Given instruction ::
Each entry below should be written out exactly as it is, with no pictures.

Records supplied ::

>>>>>

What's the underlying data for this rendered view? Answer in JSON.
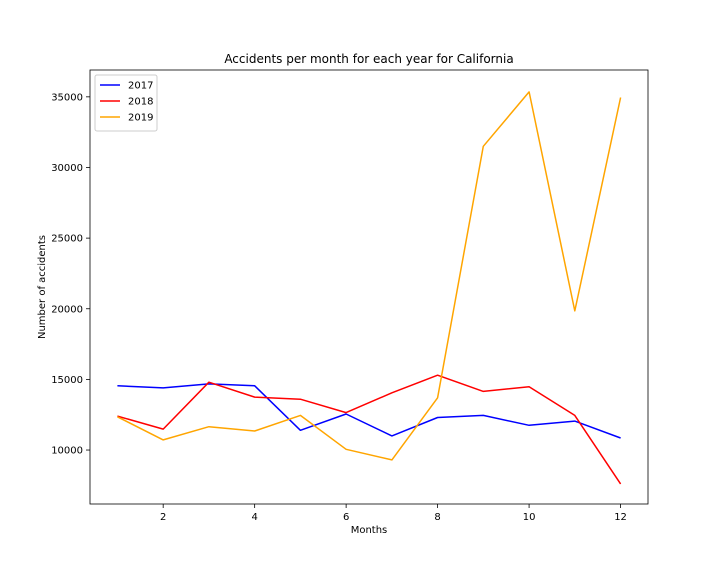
{
  "chart_data": {
    "type": "line",
    "title": "Accidents per month for each year for California",
    "xlabel": "Months",
    "ylabel": "Number of accidents",
    "x": [
      1,
      2,
      3,
      4,
      5,
      6,
      7,
      8,
      9,
      10,
      11,
      12
    ],
    "xticks": [
      2,
      4,
      6,
      8,
      10,
      12
    ],
    "yticks": [
      10000,
      15000,
      20000,
      25000,
      30000,
      35000
    ],
    "xlim": [
      0.4,
      12.6
    ],
    "ylim": [
      6180,
      36900
    ],
    "grid": false,
    "legend_position": "top-left",
    "series": [
      {
        "name": "2017",
        "color": "#0000ff",
        "values": [
          14550,
          14400,
          14680,
          14550,
          11400,
          12550,
          11000,
          12300,
          12450,
          11750,
          12050,
          10850
        ]
      },
      {
        "name": "2018",
        "color": "#ff0000",
        "values": [
          12400,
          11480,
          14800,
          13750,
          13600,
          12650,
          14050,
          15300,
          14150,
          14480,
          12450,
          7600
        ]
      },
      {
        "name": "2019",
        "color": "#ffa500",
        "values": [
          12350,
          10720,
          11650,
          11350,
          12450,
          10050,
          9300,
          13700,
          31500,
          35350,
          19850,
          34950
        ]
      }
    ]
  }
}
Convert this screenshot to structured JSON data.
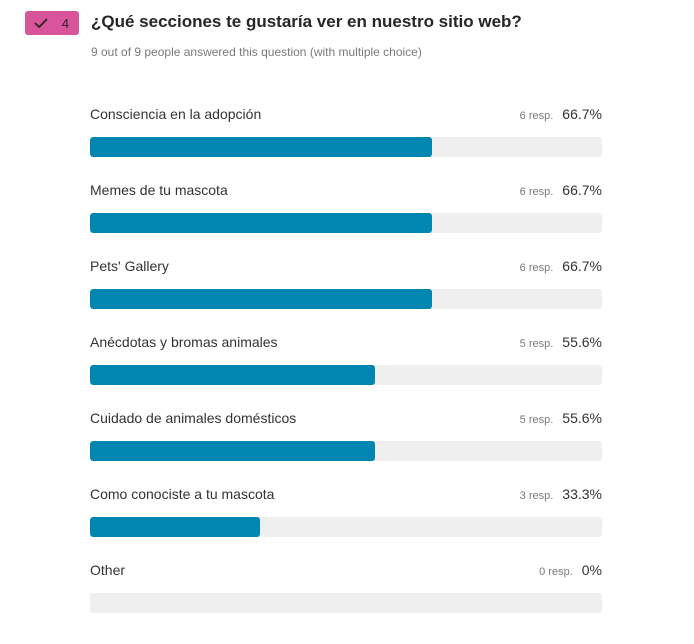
{
  "question": {
    "number": "4",
    "badge_color": "#d9559b",
    "badge_icon": "check-icon",
    "title": "¿Qué secciones te gustaría ver en nuestro sitio web?",
    "subtitle": "9 out of 9 people answered this question (with multiple choice)"
  },
  "bar_color": "#0086b0",
  "track_color": "#efefef",
  "options": [
    {
      "label": "Consciencia en la adopción",
      "count": "6 resp.",
      "percent": "66.7%",
      "fraction": 0.667
    },
    {
      "label": "Memes de tu mascota",
      "count": "6 resp.",
      "percent": "66.7%",
      "fraction": 0.667
    },
    {
      "label": "Pets' Gallery",
      "count": "6 resp.",
      "percent": "66.7%",
      "fraction": 0.667
    },
    {
      "label": "Anécdotas y bromas animales",
      "count": "5 resp.",
      "percent": "55.6%",
      "fraction": 0.556
    },
    {
      "label": "Cuidado de animales domésticos",
      "count": "5 resp.",
      "percent": "55.6%",
      "fraction": 0.556
    },
    {
      "label": "Como conociste a tu mascota",
      "count": "3 resp.",
      "percent": "33.3%",
      "fraction": 0.333
    },
    {
      "label": "Other",
      "count": "0 resp.",
      "percent": "0%",
      "fraction": 0
    }
  ]
}
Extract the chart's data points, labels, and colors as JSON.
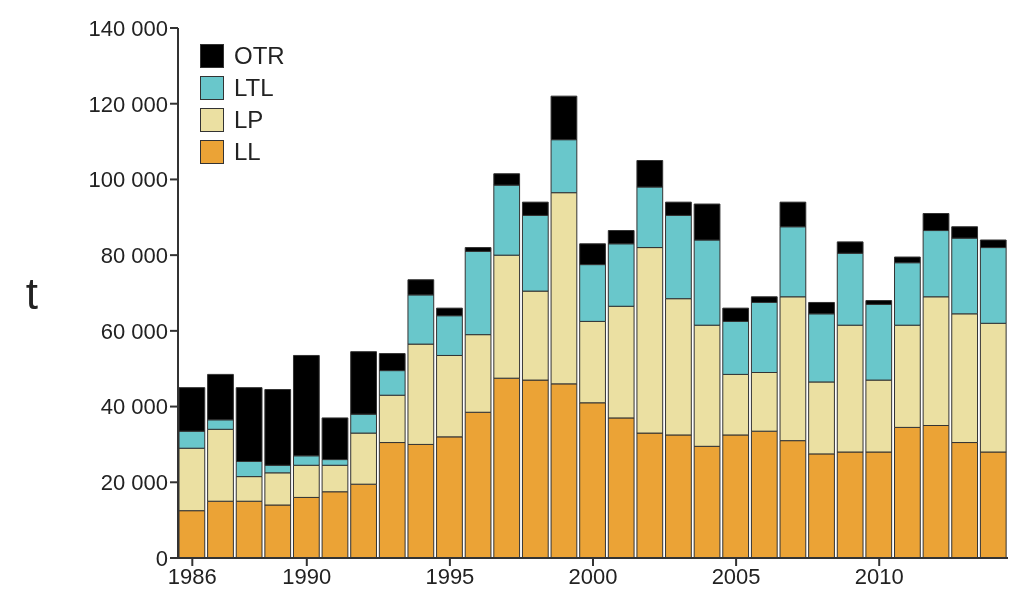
{
  "chart_data": {
    "type": "bar",
    "stacked": true,
    "ylabel": "t",
    "x": [
      1986,
      1987,
      1988,
      1989,
      1990,
      1991,
      1992,
      1993,
      1994,
      1995,
      1996,
      1997,
      1998,
      1999,
      2000,
      2001,
      2002,
      2003,
      2004,
      2005,
      2006,
      2007,
      2008,
      2009,
      2010,
      2011,
      2012,
      2013,
      2014
    ],
    "xlim": [
      1985.5,
      2014.5
    ],
    "xticks": [
      1986,
      1990,
      1995,
      2000,
      2005,
      2010
    ],
    "ylim": [
      0,
      140000
    ],
    "yticks": [
      {
        "value": 0,
        "label": "0"
      },
      {
        "value": 20000,
        "label": "20 000"
      },
      {
        "value": 40000,
        "label": "40 000"
      },
      {
        "value": 60000,
        "label": "60 000"
      },
      {
        "value": 80000,
        "label": "80 000"
      },
      {
        "value": 100000,
        "label": "100 000"
      },
      {
        "value": 120000,
        "label": "120 000"
      },
      {
        "value": 140000,
        "label": "140 000"
      }
    ],
    "legend": "top left",
    "grid": false,
    "series": [
      {
        "name": "LL",
        "color": "#eba336",
        "values": [
          12500,
          15000,
          15000,
          14000,
          16000,
          17500,
          19500,
          30500,
          30000,
          32000,
          38500,
          47500,
          47000,
          46000,
          41000,
          37000,
          33000,
          32500,
          29500,
          32500,
          33500,
          31000,
          27500,
          28000,
          28000,
          34500,
          35000,
          30500,
          28000
        ]
      },
      {
        "name": "LP",
        "color": "#ebe0a2",
        "values": [
          16500,
          19000,
          6500,
          8500,
          8500,
          7000,
          13500,
          12500,
          26500,
          21500,
          20500,
          32500,
          23500,
          50500,
          21500,
          29500,
          49000,
          36000,
          32000,
          16000,
          15500,
          38000,
          19000,
          33500,
          19000,
          27000,
          34000,
          34000,
          34000
        ]
      },
      {
        "name": "LTL",
        "color": "#69c7cb",
        "values": [
          4500,
          2500,
          4000,
          2000,
          2500,
          1500,
          5000,
          6500,
          13000,
          10500,
          22000,
          18500,
          20000,
          14000,
          15000,
          16500,
          16000,
          22000,
          22500,
          14000,
          18500,
          18500,
          18000,
          19000,
          20000,
          16500,
          17500,
          20000,
          20000
        ]
      },
      {
        "name": "OTR",
        "color": "#000000",
        "values": [
          11500,
          12000,
          19500,
          20000,
          26500,
          11000,
          16500,
          4500,
          4000,
          2000,
          1000,
          3000,
          3500,
          11500,
          5500,
          3500,
          7000,
          3500,
          9500,
          3500,
          1500,
          6500,
          3000,
          3000,
          1000,
          1500,
          4500,
          3000,
          2000
        ]
      }
    ]
  }
}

<<<<<

Reply to the exercise ::
What's the underlying data for this rendered view? Answer in JSON.
{
  "chart_data": {
    "type": "line",
    "title": "Accidents per month for each year for California",
    "xlabel": "Months",
    "ylabel": "Number of accidents",
    "x": [
      1,
      2,
      3,
      4,
      5,
      6,
      7,
      8,
      9,
      10,
      11,
      12
    ],
    "xticks": [
      2,
      4,
      6,
      8,
      10,
      12
    ],
    "yticks": [
      10000,
      15000,
      20000,
      25000,
      30000,
      35000
    ],
    "xlim": [
      0.4,
      12.6
    ],
    "ylim": [
      6180,
      36900
    ],
    "grid": false,
    "legend_position": "top-left",
    "series": [
      {
        "name": "2017",
        "color": "#0000ff",
        "values": [
          14550,
          14400,
          14680,
          14550,
          11400,
          12550,
          11000,
          12300,
          12450,
          11750,
          12050,
          10850
        ]
      },
      {
        "name": "2018",
        "color": "#ff0000",
        "values": [
          12400,
          11480,
          14800,
          13750,
          13600,
          12650,
          14050,
          15300,
          14150,
          14480,
          12450,
          7600
        ]
      },
      {
        "name": "2019",
        "color": "#ffa500",
        "values": [
          12350,
          10720,
          11650,
          11350,
          12450,
          10050,
          9300,
          13700,
          31500,
          35350,
          19850,
          34950
        ]
      }
    ]
  }
}
Convert this screenshot to structured JSON data.
{
  "question": {
    "number": "4",
    "badge_color": "#d9559b",
    "badge_icon": "check-icon",
    "title": "¿Qué secciones te gustaría ver en nuestro sitio web?",
    "subtitle": "9 out of 9 people answered this question (with multiple choice)"
  },
  "bar_color": "#0086b0",
  "track_color": "#efefef",
  "options": [
    {
      "label": "Consciencia en la adopción",
      "count": "6 resp.",
      "percent": "66.7%",
      "fraction": 0.667
    },
    {
      "label": "Memes de tu mascota",
      "count": "6 resp.",
      "percent": "66.7%",
      "fraction": 0.667
    },
    {
      "label": "Pets' Gallery",
      "count": "6 resp.",
      "percent": "66.7%",
      "fraction": 0.667
    },
    {
      "label": "Anécdotas y bromas animales",
      "count": "5 resp.",
      "percent": "55.6%",
      "fraction": 0.556
    },
    {
      "label": "Cuidado de animales domésticos",
      "count": "5 resp.",
      "percent": "55.6%",
      "fraction": 0.556
    },
    {
      "label": "Como conociste a tu mascota",
      "count": "3 resp.",
      "percent": "33.3%",
      "fraction": 0.333
    },
    {
      "label": "Other",
      "count": "0 resp.",
      "percent": "0%",
      "fraction": 0
    }
  ]
}
Extract the chart's data points, labels, and colors as JSON.
{
  "chart_data": {
    "type": "bar",
    "stacked": true,
    "ylabel": "t",
    "x": [
      1986,
      1987,
      1988,
      1989,
      1990,
      1991,
      1992,
      1993,
      1994,
      1995,
      1996,
      1997,
      1998,
      1999,
      2000,
      2001,
      2002,
      2003,
      2004,
      2005,
      2006,
      2007,
      2008,
      2009,
      2010,
      2011,
      2012,
      2013,
      2014
    ],
    "xlim": [
      1985.5,
      2014.5
    ],
    "xticks": [
      1986,
      1990,
      1995,
      2000,
      2005,
      2010
    ],
    "ylim": [
      0,
      140000
    ],
    "yticks": [
      {
        "value": 0,
        "label": "0"
      },
      {
        "value": 20000,
        "label": "20 000"
      },
      {
        "value": 40000,
        "label": "40 000"
      },
      {
        "value": 60000,
        "label": "60 000"
      },
      {
        "value": 80000,
        "label": "80 000"
      },
      {
        "value": 100000,
        "label": "100 000"
      },
      {
        "value": 120000,
        "label": "120 000"
      },
      {
        "value": 140000,
        "label": "140 000"
      }
    ],
    "legend": "top left",
    "grid": false,
    "series": [
      {
        "name": "LL",
        "color": "#eba336",
        "values": [
          12500,
          15000,
          15000,
          14000,
          16000,
          17500,
          19500,
          30500,
          30000,
          32000,
          38500,
          47500,
          47000,
          46000,
          41000,
          37000,
          33000,
          32500,
          29500,
          32500,
          33500,
          31000,
          27500,
          28000,
          28000,
          34500,
          35000,
          30500,
          28000
        ]
      },
      {
        "name": "LP",
        "color": "#ebe0a2",
        "values": [
          16500,
          19000,
          6500,
          8500,
          8500,
          7000,
          13500,
          12500,
          26500,
          21500,
          20500,
          32500,
          23500,
          50500,
          21500,
          29500,
          49000,
          36000,
          32000,
          16000,
          15500,
          38000,
          19000,
          33500,
          19000,
          27000,
          34000,
          34000,
          34000
        ]
      },
      {
        "name": "LTL",
        "color": "#69c7cb",
        "values": [
          4500,
          2500,
          4000,
          2000,
          2500,
          1500,
          5000,
          6500,
          13000,
          10500,
          22000,
          18500,
          20000,
          14000,
          15000,
          16500,
          16000,
          22000,
          22500,
          14000,
          18500,
          18500,
          18000,
          19000,
          20000,
          16500,
          17500,
          20000,
          20000
        ]
      },
      {
        "name": "OTR",
        "color": "#000000",
        "values": [
          11500,
          12000,
          19500,
          20000,
          26500,
          11000,
          16500,
          4500,
          4000,
          2000,
          1000,
          3000,
          3500,
          11500,
          5500,
          3500,
          7000,
          3500,
          9500,
          3500,
          1500,
          6500,
          3000,
          3000,
          1000,
          1500,
          4500,
          3000,
          2000
        ]
      }
    ]
  }
}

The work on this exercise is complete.